**Problem to solve:**
Copy nothing but the text: reproduce each line of the listing exactly and leave the pictures out.

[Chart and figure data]
★ ★ ★ ★
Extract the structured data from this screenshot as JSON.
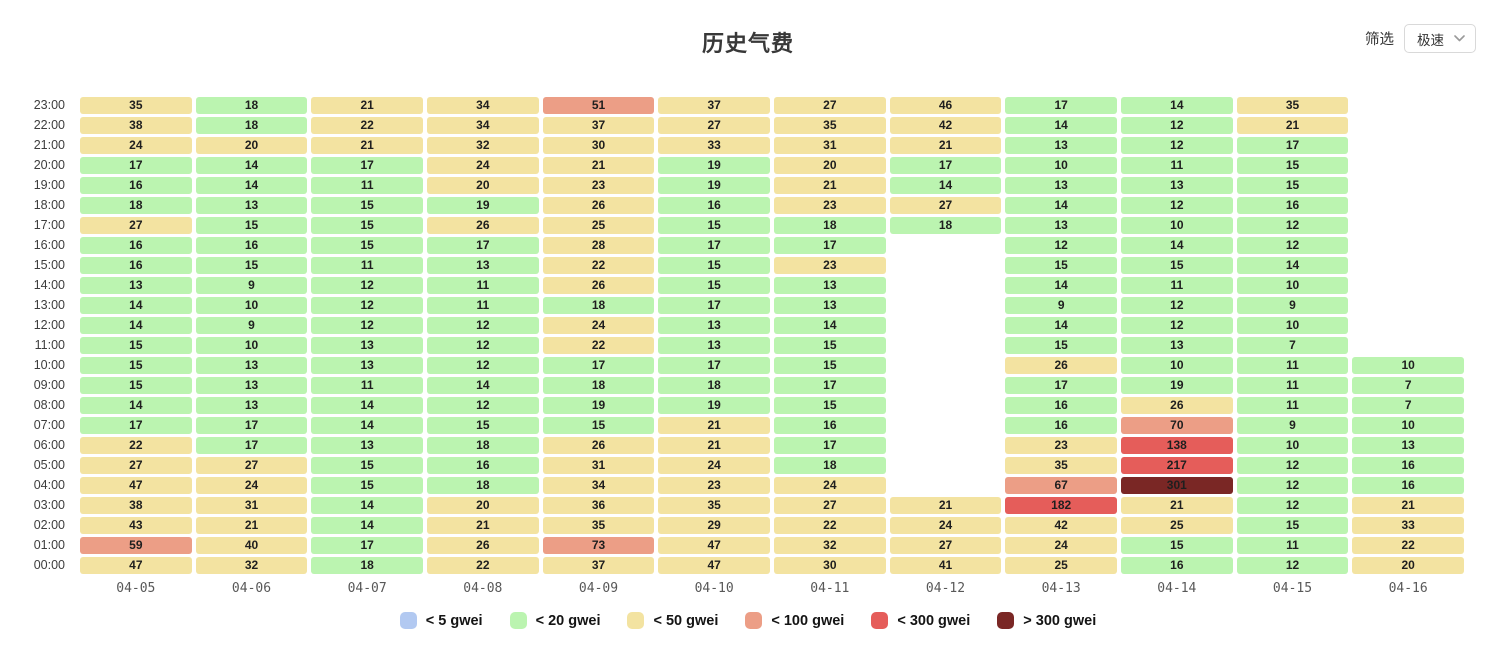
{
  "header": {
    "title": "历史气费",
    "filter_label": "筛选",
    "filter_value": "极速"
  },
  "chart_data": {
    "type": "heatmap",
    "title": "历史气费",
    "unit": "gwei",
    "columns": [
      "04-05",
      "04-06",
      "04-07",
      "04-08",
      "04-09",
      "04-10",
      "04-11",
      "04-12",
      "04-13",
      "04-14",
      "04-15",
      "04-16"
    ],
    "rows": [
      "23:00",
      "22:00",
      "21:00",
      "20:00",
      "19:00",
      "18:00",
      "17:00",
      "16:00",
      "15:00",
      "14:00",
      "13:00",
      "12:00",
      "11:00",
      "10:00",
      "09:00",
      "08:00",
      "07:00",
      "06:00",
      "05:00",
      "04:00",
      "03:00",
      "02:00",
      "01:00",
      "00:00"
    ],
    "color_scale": [
      {
        "label": "< 5 gwei",
        "max": 5,
        "color": "#b2c9f1"
      },
      {
        "label": "< 20 gwei",
        "max": 20,
        "color": "#bbf4b0"
      },
      {
        "label": "< 50 gwei",
        "max": 50,
        "color": "#f3e3a1"
      },
      {
        "label": "< 100 gwei",
        "max": 100,
        "color": "#ec9e86"
      },
      {
        "label": "< 300 gwei",
        "max": 300,
        "color": "#e55d5a"
      },
      {
        "label": "> 300 gwei",
        "max": null,
        "color": "#7a2725"
      }
    ],
    "values": [
      [
        35,
        18,
        21,
        34,
        51,
        37,
        27,
        46,
        17,
        14,
        35,
        null
      ],
      [
        38,
        18,
        22,
        34,
        37,
        27,
        35,
        42,
        14,
        12,
        21,
        null
      ],
      [
        24,
        20,
        21,
        32,
        30,
        33,
        31,
        21,
        13,
        12,
        17,
        null
      ],
      [
        17,
        14,
        17,
        24,
        21,
        19,
        20,
        17,
        10,
        11,
        15,
        null
      ],
      [
        16,
        14,
        11,
        20,
        23,
        19,
        21,
        14,
        13,
        13,
        15,
        null
      ],
      [
        18,
        13,
        15,
        19,
        26,
        16,
        23,
        27,
        14,
        12,
        16,
        null
      ],
      [
        27,
        15,
        15,
        26,
        25,
        15,
        18,
        18,
        13,
        10,
        12,
        null
      ],
      [
        16,
        16,
        15,
        17,
        28,
        17,
        17,
        null,
        12,
        14,
        12,
        null
      ],
      [
        16,
        15,
        11,
        13,
        22,
        15,
        23,
        null,
        15,
        15,
        14,
        null
      ],
      [
        13,
        9,
        12,
        11,
        26,
        15,
        13,
        null,
        14,
        11,
        10,
        null
      ],
      [
        14,
        10,
        12,
        11,
        18,
        17,
        13,
        null,
        9,
        12,
        9,
        null
      ],
      [
        14,
        9,
        12,
        12,
        24,
        13,
        14,
        null,
        14,
        12,
        10,
        null
      ],
      [
        15,
        10,
        13,
        12,
        22,
        13,
        15,
        null,
        15,
        13,
        7,
        null
      ],
      [
        15,
        13,
        13,
        12,
        17,
        17,
        15,
        null,
        26,
        10,
        11,
        10
      ],
      [
        15,
        13,
        11,
        14,
        18,
        18,
        17,
        null,
        17,
        19,
        11,
        7
      ],
      [
        14,
        13,
        14,
        12,
        19,
        19,
        15,
        null,
        16,
        26,
        11,
        7
      ],
      [
        17,
        17,
        14,
        15,
        15,
        21,
        16,
        null,
        16,
        70,
        9,
        10
      ],
      [
        22,
        17,
        13,
        18,
        26,
        21,
        17,
        null,
        23,
        138,
        10,
        13
      ],
      [
        27,
        27,
        15,
        16,
        31,
        24,
        18,
        null,
        35,
        217,
        12,
        16
      ],
      [
        47,
        24,
        15,
        18,
        34,
        23,
        24,
        null,
        67,
        301,
        12,
        16
      ],
      [
        38,
        31,
        14,
        20,
        36,
        35,
        27,
        21,
        182,
        21,
        12,
        21
      ],
      [
        43,
        21,
        14,
        21,
        35,
        29,
        22,
        24,
        42,
        25,
        15,
        33
      ],
      [
        59,
        40,
        17,
        26,
        73,
        47,
        32,
        27,
        24,
        15,
        11,
        22
      ],
      [
        47,
        32,
        18,
        22,
        37,
        47,
        30,
        41,
        25,
        16,
        12,
        20
      ]
    ]
  }
}
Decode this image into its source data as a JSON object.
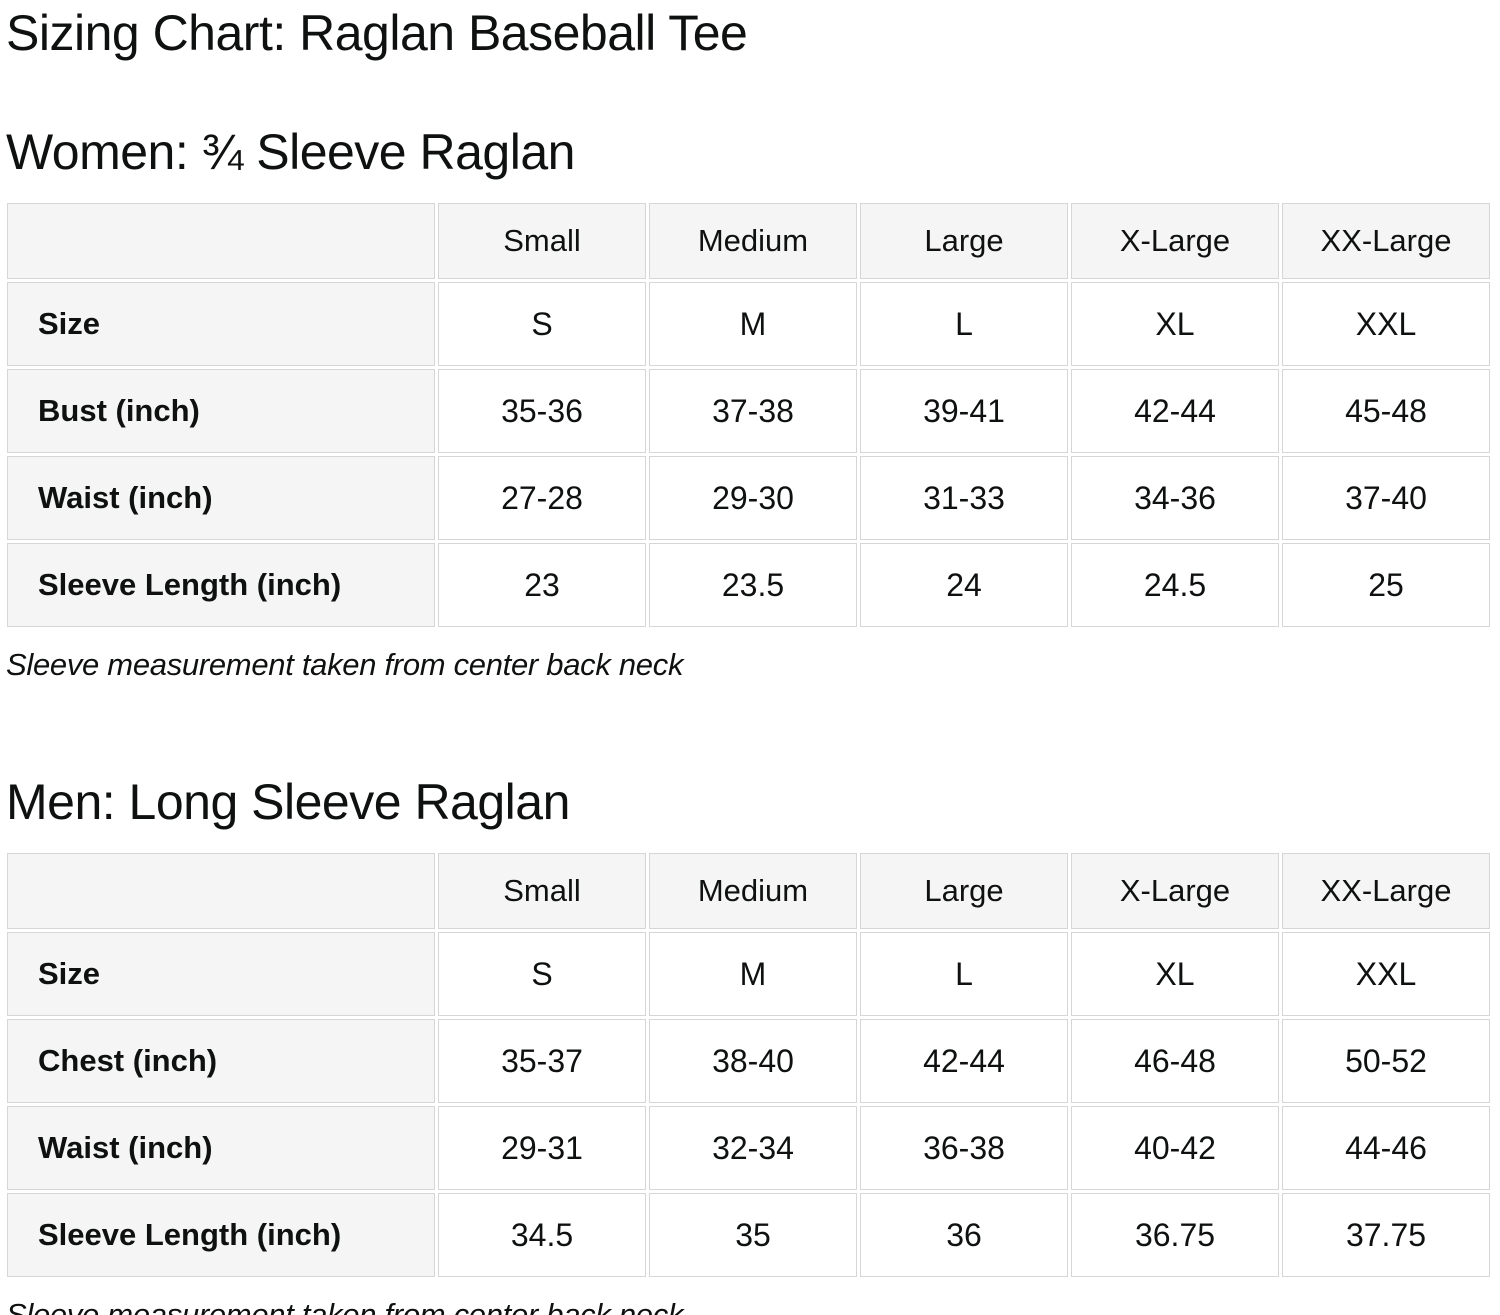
{
  "page": {
    "title": "Sizing Chart: Raglan Baseball Tee",
    "background_color": "#ffffff",
    "text_color": "#0f1111",
    "table_header_bg": "#f5f5f5",
    "table_border_color": "#d6d6d6"
  },
  "sections": [
    {
      "heading": "Women: ¾ Sleeve Raglan",
      "note": "Sleeve measurement taken from center back neck",
      "table": {
        "columns": [
          "",
          "Small",
          "Medium",
          "Large",
          "X-Large",
          "XX-Large"
        ],
        "rows": [
          {
            "label": "Size",
            "values": [
              "S",
              "M",
              "L",
              "XL",
              "XXL"
            ]
          },
          {
            "label": "Bust (inch)",
            "values": [
              "35-36",
              "37-38",
              "39-41",
              "42-44",
              "45-48"
            ]
          },
          {
            "label": "Waist (inch)",
            "values": [
              "27-28",
              "29-30",
              "31-33",
              "34-36",
              "37-40"
            ]
          },
          {
            "label": "Sleeve Length (inch)",
            "values": [
              "23",
              "23.5",
              "24",
              "24.5",
              "25"
            ]
          }
        ]
      }
    },
    {
      "heading": "Men: Long Sleeve Raglan",
      "note": "Sleeve measurement taken from center back neck",
      "table": {
        "columns": [
          "",
          "Small",
          "Medium",
          "Large",
          "X-Large",
          "XX-Large"
        ],
        "rows": [
          {
            "label": "Size",
            "values": [
              "S",
              "M",
              "L",
              "XL",
              "XXL"
            ]
          },
          {
            "label": "Chest (inch)",
            "values": [
              "35-37",
              "38-40",
              "42-44",
              "46-48",
              "50-52"
            ]
          },
          {
            "label": "Waist (inch)",
            "values": [
              "29-31",
              "32-34",
              "36-38",
              "40-42",
              "44-46"
            ]
          },
          {
            "label": "Sleeve Length (inch)",
            "values": [
              "34.5",
              "35",
              "36",
              "36.75",
              "37.75"
            ]
          }
        ]
      }
    }
  ]
}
★ ★ ★ ★
**Solved exercise:**
Extract the structured data from this screenshot as JSON.
{
  "header": {
    "title": "历史气费",
    "filter_label": "筛选",
    "filter_value": "极速"
  },
  "chart_data": {
    "type": "heatmap",
    "title": "历史气费",
    "unit": "gwei",
    "columns": [
      "04-05",
      "04-06",
      "04-07",
      "04-08",
      "04-09",
      "04-10",
      "04-11",
      "04-12",
      "04-13",
      "04-14",
      "04-15",
      "04-16"
    ],
    "rows": [
      "23:00",
      "22:00",
      "21:00",
      "20:00",
      "19:00",
      "18:00",
      "17:00",
      "16:00",
      "15:00",
      "14:00",
      "13:00",
      "12:00",
      "11:00",
      "10:00",
      "09:00",
      "08:00",
      "07:00",
      "06:00",
      "05:00",
      "04:00",
      "03:00",
      "02:00",
      "01:00",
      "00:00"
    ],
    "color_scale": [
      {
        "label": "< 5 gwei",
        "max": 5,
        "color": "#b2c9f1"
      },
      {
        "label": "< 20 gwei",
        "max": 20,
        "color": "#bbf4b0"
      },
      {
        "label": "< 50 gwei",
        "max": 50,
        "color": "#f3e3a1"
      },
      {
        "label": "< 100 gwei",
        "max": 100,
        "color": "#ec9e86"
      },
      {
        "label": "< 300 gwei",
        "max": 300,
        "color": "#e55d5a"
      },
      {
        "label": "> 300 gwei",
        "max": null,
        "color": "#7a2725"
      }
    ],
    "values": [
      [
        35,
        18,
        21,
        34,
        51,
        37,
        27,
        46,
        17,
        14,
        35,
        null
      ],
      [
        38,
        18,
        22,
        34,
        37,
        27,
        35,
        42,
        14,
        12,
        21,
        null
      ],
      [
        24,
        20,
        21,
        32,
        30,
        33,
        31,
        21,
        13,
        12,
        17,
        null
      ],
      [
        17,
        14,
        17,
        24,
        21,
        19,
        20,
        17,
        10,
        11,
        15,
        null
      ],
      [
        16,
        14,
        11,
        20,
        23,
        19,
        21,
        14,
        13,
        13,
        15,
        null
      ],
      [
        18,
        13,
        15,
        19,
        26,
        16,
        23,
        27,
        14,
        12,
        16,
        null
      ],
      [
        27,
        15,
        15,
        26,
        25,
        15,
        18,
        18,
        13,
        10,
        12,
        null
      ],
      [
        16,
        16,
        15,
        17,
        28,
        17,
        17,
        null,
        12,
        14,
        12,
        null
      ],
      [
        16,
        15,
        11,
        13,
        22,
        15,
        23,
        null,
        15,
        15,
        14,
        null
      ],
      [
        13,
        9,
        12,
        11,
        26,
        15,
        13,
        null,
        14,
        11,
        10,
        null
      ],
      [
        14,
        10,
        12,
        11,
        18,
        17,
        13,
        null,
        9,
        12,
        9,
        null
      ],
      [
        14,
        9,
        12,
        12,
        24,
        13,
        14,
        null,
        14,
        12,
        10,
        null
      ],
      [
        15,
        10,
        13,
        12,
        22,
        13,
        15,
        null,
        15,
        13,
        7,
        null
      ],
      [
        15,
        13,
        13,
        12,
        17,
        17,
        15,
        null,
        26,
        10,
        11,
        10
      ],
      [
        15,
        13,
        11,
        14,
        18,
        18,
        17,
        null,
        17,
        19,
        11,
        7
      ],
      [
        14,
        13,
        14,
        12,
        19,
        19,
        15,
        null,
        16,
        26,
        11,
        7
      ],
      [
        17,
        17,
        14,
        15,
        15,
        21,
        16,
        null,
        16,
        70,
        9,
        10
      ],
      [
        22,
        17,
        13,
        18,
        26,
        21,
        17,
        null,
        23,
        138,
        10,
        13
      ],
      [
        27,
        27,
        15,
        16,
        31,
        24,
        18,
        null,
        35,
        217,
        12,
        16
      ],
      [
        47,
        24,
        15,
        18,
        34,
        23,
        24,
        null,
        67,
        301,
        12,
        16
      ],
      [
        38,
        31,
        14,
        20,
        36,
        35,
        27,
        21,
        182,
        21,
        12,
        21
      ],
      [
        43,
        21,
        14,
        21,
        35,
        29,
        22,
        24,
        42,
        25,
        15,
        33
      ],
      [
        59,
        40,
        17,
        26,
        73,
        47,
        32,
        27,
        24,
        15,
        11,
        22
      ],
      [
        47,
        32,
        18,
        22,
        37,
        47,
        30,
        41,
        25,
        16,
        12,
        20
      ]
    ]
  }
}
Decode this image into its source data as a JSON object.
{
  "page": {
    "title": "Sizing Chart: Raglan Baseball Tee",
    "background_color": "#ffffff",
    "text_color": "#0f1111",
    "table_header_bg": "#f5f5f5",
    "table_border_color": "#d6d6d6"
  },
  "sections": [
    {
      "heading": "Women: ¾ Sleeve Raglan",
      "note": "Sleeve measurement taken from center back neck",
      "table": {
        "columns": [
          "",
          "Small",
          "Medium",
          "Large",
          "X-Large",
          "XX-Large"
        ],
        "rows": [
          {
            "label": "Size",
            "values": [
              "S",
              "M",
              "L",
              "XL",
              "XXL"
            ]
          },
          {
            "label": "Bust (inch)",
            "values": [
              "35-36",
              "37-38",
              "39-41",
              "42-44",
              "45-48"
            ]
          },
          {
            "label": "Waist (inch)",
            "values": [
              "27-28",
              "29-30",
              "31-33",
              "34-36",
              "37-40"
            ]
          },
          {
            "label": "Sleeve Length (inch)",
            "values": [
              "23",
              "23.5",
              "24",
              "24.5",
              "25"
            ]
          }
        ]
      }
    },
    {
      "heading": "Men: Long Sleeve Raglan",
      "note": "Sleeve measurement taken from center back neck",
      "table": {
        "columns": [
          "",
          "Small",
          "Medium",
          "Large",
          "X-Large",
          "XX-Large"
        ],
        "rows": [
          {
            "label": "Size",
            "values": [
              "S",
              "M",
              "L",
              "XL",
              "XXL"
            ]
          },
          {
            "label": "Chest (inch)",
            "values": [
              "35-37",
              "38-40",
              "42-44",
              "46-48",
              "50-52"
            ]
          },
          {
            "label": "Waist (inch)",
            "values": [
              "29-31",
              "32-34",
              "36-38",
              "40-42",
              "44-46"
            ]
          },
          {
            "label": "Sleeve Length (inch)",
            "values": [
              "34.5",
              "35",
              "36",
              "36.75",
              "37.75"
            ]
          }
        ]
      }
    }
  ]
}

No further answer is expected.